= Textauszug =
Kopenhagen, 29. August 2015: Nadia Benneweis sitzt im Kegel des Scheinwerfers. Die hübsche junge Blondine trägt ein historisches Kostüm, auf dem Kopf sitzt ein Zylinder. Von einem alten Telefon mit Wählscheibe aus ruft sie die Artisten an und bittet sie in ihrer jeweiligen Landessprache zum Auftritt in die Manege. Nach und nach erscheinen sie im Chapiteau, um Kostproben ihrer Kunst zu geben. Ein wunderbarer Auftakt in die Show 2015 des Cirkus Benneweis. Es ist dessen inzwischen 128. Tournee, wie das geschmackvoll aufgemachte Programmheft berichtet. Es ist aber auch die erste in der Verantwortung der jüngsten Generation. Die Zwillinge Nadia und Dawid haben das Ruder, sprich die Direktion übernommen.

= Aufgabe =
Schreib den Text über die Show 2015 des Cirkus Benneweis weiter, und zwar direkt nach seinem letzten Satz.

= Materialauszug =
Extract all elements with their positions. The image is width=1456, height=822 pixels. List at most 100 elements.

= Ergebnis =
Mit dieser Einleitung unterstreichen sie gleich, dass sie das Unternehmen im bekannten Stil weiterführen wollen. Also ganz der Tradition des großen Namens verpflichtet. Und das ist mit dem aktuellen Programm trefflich gelungen. Es ist wiederum ein Nummernprogramm mit ausgewählten Stars der internationalen Circusmanegen. Viele der Darbietungen haben ein flottes Tempo oder aber eine heitere Grundnote. Bestenfalls sogar beides, wie etwa der Auftritt von Rosi Hochegger mit ihren Hunden. Integriert in den historischen Artisteneingang ist das Orchesterpodium. Die sechsköpfige Band um Bogdan Szlachic sorgt mit Livemusik für eine lebendige Begleitung. Das Lichtdesign ist geschmackvoll, effizient eingesetzt, wenngleich nicht über alle Maßen aufwendig. Abendregisseur Marek Benneweis stellt wie gewohnt einen reibungslosen Ablauf sicher. Kim Kenneth gibt als Sprechstallmeister den eleganten Gastgeber. Er übernimmt damit das Mikrofon von der großartigen Judy Glosted, die uns in den vergangenen Jahren formvollendet durch die Show geleitet hat.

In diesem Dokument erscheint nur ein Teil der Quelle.